**Extract provided**
· · · · · · ·

After Langford had collaborated with Doctor Who showrunner Russell T Davies on an audio drama, Langford was directly asked by Davies to return to the revived series of Doctor Who, with Langford being sent a script "out of the blue" by Davies with an offer to return. Unlike in the original series, Mel's character now utilized her technological background that had been often ignored in classic series episodes. Langford stated that her work with Big Finish had allowed her to continue to hone Mel's character, which she stated aided her performance in the revived series of the show. According to Langford, Mel was "a lot calmer. She’s a lot more resilient and resourceful and I think she's a lot more independent," and that "she's grown up, she's been around, she's seen a lot."

She also stated that she preferred playing Mel in the revived series than in the classic series due to Mel's maturation, and also responded positively to the support she had received from fans for her role and for Davies's expansion of the character. Langford explained that Mel's in-universe reason for returning was because "she had to stop travelling the universe and actually, literally, get back to down to Earth and face the things she's been running away from." Davies originally planned to kill Mel at the end of "Empire of Death" (2024), but decided against it during writing of the episode. During the in-episode commentary for "Empire of Death", Davies hinted that the mystery of Mel's family would play a role in the future of the series.

== Reception ==
Contemporary audiences strongly disliked Mel, primarily due to Mel often acting in a damsel in distress role, leading to plots focused around getting Mel out of trouble. Many audiences viewed her as a "crybaby" that distracted from more important stories. Her role, which was considered an outdated stereotype, was not liked by many audiences, and the character became widely remembered for her high-pitched screaming when faced with dangerous situations. During her time on the show, less than half of viewers enjoyed her character. The BBC's internal viewer reaction reports stated that Mel was a highly unpopular character, with a large number of viewers wishing the character had been eaten during the episode Paradise Towers (1987). Her dynamic with the Sixth Doctor also received mixed responses, with some feeling it didn't work well with the Sixth Doctor's "gruff" characterisation, while others enjoyed the pairing.

Adi Tantimedh, writing for Bleeding Cool, additionally stated that Mel was associated with the negative side of the classic series of Doctor Who due to her minimal story role and the low quality of the seasons she starred in. However, despite criticisms towards the character, Tantimedh appreciated the optimism of her character despite how little that trait was acknowledged in the classic series. Mel's character was also described as adding "sweetness" to the Sixth Doctor's usual irritable personality; when she was paired with McCoy's Seventh Doctor, the character's compassion was emphasized, which was further shown later on with her joining Glitz, a character who she wished to help grow into a better person. Mel's role in the series was debated by authors of SFX; while her role was considered poorly written and underdeveloped, Langford's performance was stated to be enjoyed by children at the time, and Langford was praised for being able to give weight to Mel's weaker character.

Mel's re-appearance in the series was highlighted for expanding her character, with her reappearances in Big Finish-produced audio dramas and the revived television series being praised by fans due to the further development of her character. Tantimedh additionally praised Mel's return to the series for adding depth to Mel's character and allowing the character to evolve past sexist tropes that had been present in her prior appearances.

· · · · · · ·

**Exercise data**

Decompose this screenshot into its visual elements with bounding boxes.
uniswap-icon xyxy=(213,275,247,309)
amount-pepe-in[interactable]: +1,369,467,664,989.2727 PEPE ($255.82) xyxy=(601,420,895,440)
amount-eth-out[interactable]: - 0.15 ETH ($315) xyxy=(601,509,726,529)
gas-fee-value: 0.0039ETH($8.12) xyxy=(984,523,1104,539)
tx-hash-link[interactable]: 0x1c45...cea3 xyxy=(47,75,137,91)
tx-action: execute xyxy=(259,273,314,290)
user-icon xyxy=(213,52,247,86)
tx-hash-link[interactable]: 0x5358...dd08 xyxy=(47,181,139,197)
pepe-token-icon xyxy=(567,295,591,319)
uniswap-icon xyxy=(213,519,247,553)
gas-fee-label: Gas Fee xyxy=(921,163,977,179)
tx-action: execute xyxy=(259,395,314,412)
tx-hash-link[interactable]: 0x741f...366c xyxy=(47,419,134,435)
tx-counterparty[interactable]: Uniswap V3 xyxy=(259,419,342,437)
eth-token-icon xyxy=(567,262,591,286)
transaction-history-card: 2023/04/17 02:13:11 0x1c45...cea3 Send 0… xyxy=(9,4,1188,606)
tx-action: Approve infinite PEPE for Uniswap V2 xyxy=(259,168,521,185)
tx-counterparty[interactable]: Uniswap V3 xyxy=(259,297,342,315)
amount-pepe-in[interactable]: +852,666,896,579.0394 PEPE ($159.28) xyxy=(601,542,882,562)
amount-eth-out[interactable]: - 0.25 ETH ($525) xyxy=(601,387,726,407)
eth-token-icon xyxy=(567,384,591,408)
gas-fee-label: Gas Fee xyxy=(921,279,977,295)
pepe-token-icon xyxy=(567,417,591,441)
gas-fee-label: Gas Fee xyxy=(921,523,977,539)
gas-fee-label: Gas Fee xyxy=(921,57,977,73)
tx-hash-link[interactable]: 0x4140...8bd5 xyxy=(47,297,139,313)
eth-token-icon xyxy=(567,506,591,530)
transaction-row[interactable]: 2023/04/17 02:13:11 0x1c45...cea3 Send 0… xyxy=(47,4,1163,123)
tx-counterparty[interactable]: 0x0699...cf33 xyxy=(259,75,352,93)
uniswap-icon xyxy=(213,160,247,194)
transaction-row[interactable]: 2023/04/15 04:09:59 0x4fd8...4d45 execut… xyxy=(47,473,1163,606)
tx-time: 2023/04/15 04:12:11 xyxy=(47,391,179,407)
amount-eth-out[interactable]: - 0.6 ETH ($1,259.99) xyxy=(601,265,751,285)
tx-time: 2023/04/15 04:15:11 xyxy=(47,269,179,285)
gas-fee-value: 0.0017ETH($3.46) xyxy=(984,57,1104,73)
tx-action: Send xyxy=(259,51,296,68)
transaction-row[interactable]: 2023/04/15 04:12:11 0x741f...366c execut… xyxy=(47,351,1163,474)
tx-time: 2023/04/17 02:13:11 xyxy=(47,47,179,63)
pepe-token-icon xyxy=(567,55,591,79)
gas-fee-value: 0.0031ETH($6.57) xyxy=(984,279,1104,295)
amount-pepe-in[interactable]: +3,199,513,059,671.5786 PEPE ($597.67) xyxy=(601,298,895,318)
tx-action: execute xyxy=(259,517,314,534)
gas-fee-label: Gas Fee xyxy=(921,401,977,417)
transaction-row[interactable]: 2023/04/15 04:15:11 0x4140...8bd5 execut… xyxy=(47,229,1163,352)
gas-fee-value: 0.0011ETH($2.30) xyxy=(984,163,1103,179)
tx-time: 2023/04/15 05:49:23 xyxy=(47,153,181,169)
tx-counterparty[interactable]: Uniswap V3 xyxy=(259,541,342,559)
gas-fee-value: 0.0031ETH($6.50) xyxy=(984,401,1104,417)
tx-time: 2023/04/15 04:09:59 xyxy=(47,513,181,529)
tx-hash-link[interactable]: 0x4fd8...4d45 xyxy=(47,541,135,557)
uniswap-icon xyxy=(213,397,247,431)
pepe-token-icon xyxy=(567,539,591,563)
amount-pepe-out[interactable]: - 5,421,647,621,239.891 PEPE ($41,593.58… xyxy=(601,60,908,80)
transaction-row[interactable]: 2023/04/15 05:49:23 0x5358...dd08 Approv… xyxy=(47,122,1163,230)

· · · · · · ·

**Your task**
Sum up the text above about the Doctor Who character Mel in three sentences.

**Answer area**
Davies asked Langford to return as Mel in the revived Doctor Who, where the character used her technological background and, according to Langford, was calmer, more resourceful, and more independent. During the classic series, audiences strongly disliked Mel, seeing her as a screaming damsel in distress, though some critics appreciated her optimism and compassion and praised Langford's performance. Her later appearances in Big Finish audio dramas and the revived series were praised for developing her character and letting her move past sexist tropes.